__STATED GOAL__. Copy out all lines that carry the word "JSON".

__SOURCE MATERIAL__.
__________________________________________________
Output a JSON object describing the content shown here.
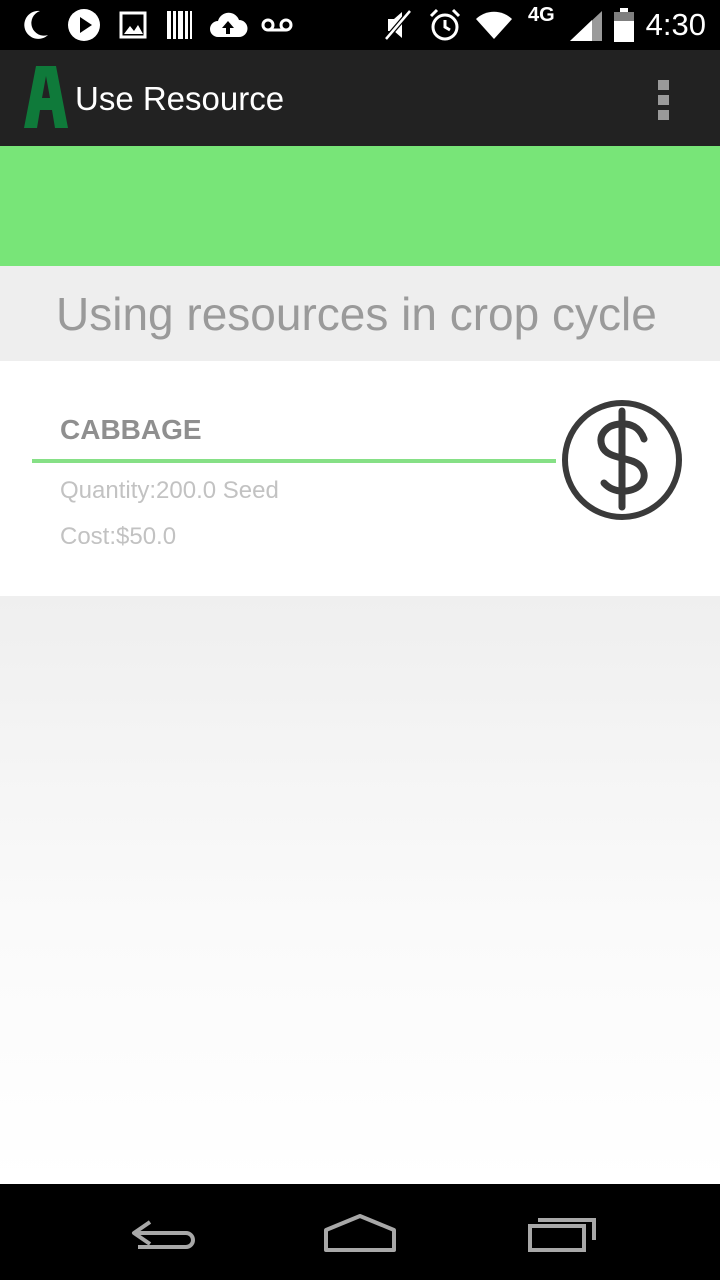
{
  "status_bar": {
    "time": "4:30",
    "network": "4G",
    "icons": [
      "moon-icon",
      "play-icon",
      "image-icon",
      "barcode-icon",
      "cloud-upload-icon",
      "voicemail-icon",
      "mute-icon",
      "alarm-icon",
      "wifi-icon",
      "signal-icon",
      "battery-icon"
    ]
  },
  "action_bar": {
    "logo_letter": "A",
    "title": "Use Resource",
    "overflow_icon": "overflow-menu-icon"
  },
  "colors": {
    "banner": "#78e578",
    "action_bar": "#222222",
    "logo": "#0f7a3a",
    "divider": "#86e086"
  },
  "section": {
    "header": "Using resources in crop cycle"
  },
  "resource": {
    "name": "CABBAGE",
    "quantity": "Quantity:200.0 Seed",
    "cost": "Cost:$50.0",
    "icon": "dollar-icon"
  },
  "nav_bar": {
    "buttons": [
      "back-icon",
      "home-icon",
      "recents-icon"
    ]
  }
}
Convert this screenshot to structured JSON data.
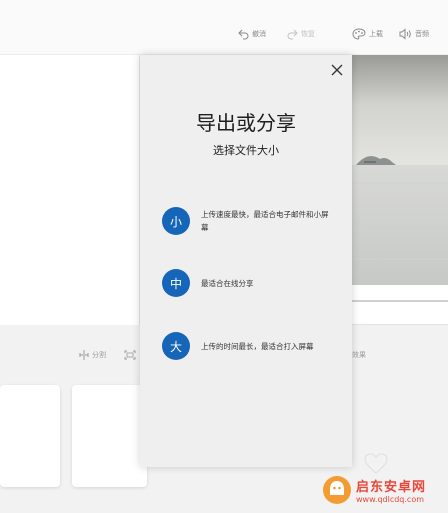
{
  "toolbar": {
    "undo_label": "撤消",
    "redo_label": "恢复",
    "upload_label": "上载",
    "audio_label": "音频"
  },
  "bottom_tools": {
    "split_label": "分割",
    "resize_label": "",
    "effects_label": "效果"
  },
  "export_panel": {
    "title": "导出或分享",
    "subtitle": "选择文件大小",
    "options": [
      {
        "badge": "小",
        "text": "上传速度最快，最适合电子邮件和小屏幕"
      },
      {
        "badge": "中",
        "text": "最适合在线分享"
      },
      {
        "badge": "大",
        "text": "上传的时间最长，最适合打入屏幕"
      }
    ]
  },
  "watermark": {
    "name": "启东安卓网",
    "url": "www.qdlcdq.com"
  },
  "colors": {
    "accent": "#1565b8",
    "watermark": "#e8483b"
  }
}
__________________________________________________
__SOLUTION__.
Output a JSON object describing the content shown here.
Convert this screenshot to structured JSON data.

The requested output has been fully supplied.